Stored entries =

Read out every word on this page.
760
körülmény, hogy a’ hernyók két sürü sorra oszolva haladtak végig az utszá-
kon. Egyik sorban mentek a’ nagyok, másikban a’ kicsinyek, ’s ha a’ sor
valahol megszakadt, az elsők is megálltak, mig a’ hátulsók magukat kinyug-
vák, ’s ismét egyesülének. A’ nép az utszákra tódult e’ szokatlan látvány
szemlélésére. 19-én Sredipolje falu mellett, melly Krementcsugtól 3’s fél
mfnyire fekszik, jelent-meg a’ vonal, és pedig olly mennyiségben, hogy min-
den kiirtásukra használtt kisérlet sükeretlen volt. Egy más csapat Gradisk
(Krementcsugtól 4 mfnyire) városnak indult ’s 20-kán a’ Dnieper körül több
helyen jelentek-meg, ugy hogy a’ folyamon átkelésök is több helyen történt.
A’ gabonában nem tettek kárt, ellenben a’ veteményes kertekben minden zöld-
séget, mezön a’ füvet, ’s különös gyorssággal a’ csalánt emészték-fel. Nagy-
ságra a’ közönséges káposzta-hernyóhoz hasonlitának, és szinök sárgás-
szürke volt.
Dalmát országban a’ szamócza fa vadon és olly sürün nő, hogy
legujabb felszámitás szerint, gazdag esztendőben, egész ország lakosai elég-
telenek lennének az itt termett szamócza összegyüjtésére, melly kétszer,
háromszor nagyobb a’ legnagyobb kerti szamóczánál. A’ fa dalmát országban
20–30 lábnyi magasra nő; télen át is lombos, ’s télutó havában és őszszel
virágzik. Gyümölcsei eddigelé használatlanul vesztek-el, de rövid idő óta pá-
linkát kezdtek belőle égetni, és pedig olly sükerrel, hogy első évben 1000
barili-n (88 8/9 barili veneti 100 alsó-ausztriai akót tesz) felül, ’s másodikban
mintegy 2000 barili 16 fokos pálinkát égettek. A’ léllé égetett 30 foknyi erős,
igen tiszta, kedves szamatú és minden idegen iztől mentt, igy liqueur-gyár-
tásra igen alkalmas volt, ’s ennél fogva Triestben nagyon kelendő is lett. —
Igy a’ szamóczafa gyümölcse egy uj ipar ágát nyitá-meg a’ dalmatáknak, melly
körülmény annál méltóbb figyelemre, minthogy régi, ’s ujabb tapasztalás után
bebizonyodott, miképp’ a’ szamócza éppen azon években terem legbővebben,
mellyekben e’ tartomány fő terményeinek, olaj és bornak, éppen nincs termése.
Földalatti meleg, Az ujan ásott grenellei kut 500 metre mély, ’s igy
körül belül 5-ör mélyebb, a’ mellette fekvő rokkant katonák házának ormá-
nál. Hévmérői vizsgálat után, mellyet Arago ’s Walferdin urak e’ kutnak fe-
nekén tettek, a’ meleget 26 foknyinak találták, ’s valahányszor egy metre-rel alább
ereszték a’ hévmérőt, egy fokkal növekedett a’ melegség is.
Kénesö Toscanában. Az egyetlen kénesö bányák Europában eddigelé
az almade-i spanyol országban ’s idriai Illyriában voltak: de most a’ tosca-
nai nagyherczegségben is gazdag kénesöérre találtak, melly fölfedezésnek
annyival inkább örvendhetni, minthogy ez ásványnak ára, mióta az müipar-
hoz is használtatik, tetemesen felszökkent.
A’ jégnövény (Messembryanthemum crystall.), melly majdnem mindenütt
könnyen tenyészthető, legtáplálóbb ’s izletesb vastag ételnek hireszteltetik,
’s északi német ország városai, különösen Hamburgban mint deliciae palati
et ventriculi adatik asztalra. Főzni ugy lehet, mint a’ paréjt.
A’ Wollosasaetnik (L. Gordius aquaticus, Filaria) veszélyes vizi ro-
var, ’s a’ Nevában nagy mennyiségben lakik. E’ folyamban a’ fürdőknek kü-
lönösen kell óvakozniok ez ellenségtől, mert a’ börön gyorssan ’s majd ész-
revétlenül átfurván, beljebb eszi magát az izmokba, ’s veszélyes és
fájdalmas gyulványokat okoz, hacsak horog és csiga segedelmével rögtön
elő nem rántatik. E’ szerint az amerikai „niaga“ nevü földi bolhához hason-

Exercise goal =
Set down each entry again, unchanged.

Finished exercise =
Read out every word on this page.
760
körülmény, hogy a’ hernyók két sürü sorra oszolva haladtak végig az utszá-
kon. Egyik sorban mentek a’ nagyok, másikban a’ kicsinyek, ’s ha a’ sor
valahol megszakadt, az elsők is megálltak, mig a’ hátulsók magukat kinyug-
vák, ’s ismét egyesülének. A’ nép az utszákra tódult e’ szokatlan látvány
szemlélésére. 19-én Sredipolje falu mellett, melly Krementcsugtól 3’s fél
mfnyire fekszik, jelent-meg a’ vonal, és pedig olly mennyiségben, hogy min-
den kiirtásukra használtt kisérlet sükeretlen volt. Egy más csapat Gradisk
(Krementcsugtól 4 mfnyire) városnak indult ’s 20-kán a’ Dnieper körül több
helyen jelentek-meg, ugy hogy a’ folyamon átkelésök is több helyen történt.
A’ gabonában nem tettek kárt, ellenben a’ veteményes kertekben minden zöld-
séget, mezön a’ füvet, ’s különös gyorssággal a’ csalánt emészték-fel. Nagy-
ságra a’ közönséges káposzta-hernyóhoz hasonlitának, és szinök sárgás-
szürke volt.
Dalmát országban a’ szamócza fa vadon és olly sürün nő, hogy
legujabb felszámitás szerint, gazdag esztendőben, egész ország lakosai elég-
telenek lennének az itt termett szamócza összegyüjtésére, melly kétszer,
háromszor nagyobb a’ legnagyobb kerti szamóczánál. A’ fa dalmát országban
20–30 lábnyi magasra nő; télen át is lombos, ’s télutó havában és őszszel
virágzik. Gyümölcsei eddigelé használatlanul vesztek-el, de rövid idő óta pá-
linkát kezdtek belőle égetni, és pedig olly sükerrel, hogy első évben 1000
barili-n (88 8/9 barili veneti 100 alsó-ausztriai akót tesz) felül, ’s másodikban
mintegy 2000 barili 16 fokos pálinkát égettek. A’ léllé égetett 30 foknyi erős,
igen tiszta, kedves szamatú és minden idegen iztől mentt, igy liqueur-gyár-
tásra igen alkalmas volt, ’s ennél fogva Triestben nagyon kelendő is lett. —
Igy a’ szamóczafa gyümölcse egy uj ipar ágát nyitá-meg a’ dalmatáknak, melly
körülmény annál méltóbb figyelemre, minthogy régi, ’s ujabb tapasztalás után
bebizonyodott, miképp’ a’ szamócza éppen azon években terem legbővebben,
mellyekben e’ tartomány fő terményeinek, olaj és bornak, éppen nincs termése.
Földalatti meleg, Az ujan ásott grenellei kut 500 metre mély, ’s igy
körül belül 5-ör mélyebb, a’ mellette fekvő rokkant katonák házának ormá-
nál. Hévmérői vizsgálat után, mellyet Arago ’s Walferdin urak e’ kutnak fe-
nekén tettek, a’ meleget 26 foknyinak találták, ’s valahányszor egy metre-rel alább
ereszték a’ hévmérőt, egy fokkal növekedett a’ melegség is.
Kénesö Toscanában. Az egyetlen kénesö bányák Europában eddigelé
az almade-i spanyol országban ’s idriai Illyriában voltak: de most a’ tosca-
nai nagyherczegségben is gazdag kénesöérre találtak, melly fölfedezésnek
annyival inkább örvendhetni, minthogy ez ásványnak ára, mióta az müipar-
hoz is használtatik, tetemesen felszökkent.
A’ jégnövény (Messembryanthemum crystall.), melly majdnem mindenütt
könnyen tenyészthető, legtáplálóbb ’s izletesb vastag ételnek hireszteltetik,
’s északi német ország városai, különösen Hamburgban mint deliciae palati
et ventriculi adatik asztalra. Főzni ugy lehet, mint a’ paréjt.
A’ Wollosasaetnik (L. Gordius aquaticus, Filaria) veszélyes vizi ro-
var, ’s a’ Nevában nagy mennyiségben lakik. E’ folyamban a’ fürdőknek kü-
lönösen kell óvakozniok ez ellenségtől, mert a’ börön gyorssan ’s majd ész-
revétlenül átfurván, beljebb eszi magát az izmokba, ’s veszélyes és
fájdalmas gyulványokat okoz, hacsak horog és csiga segedelmével rögtön
elő nem rántatik. E’ szerint az amerikai „niaga“ nevü földi bolhához hason-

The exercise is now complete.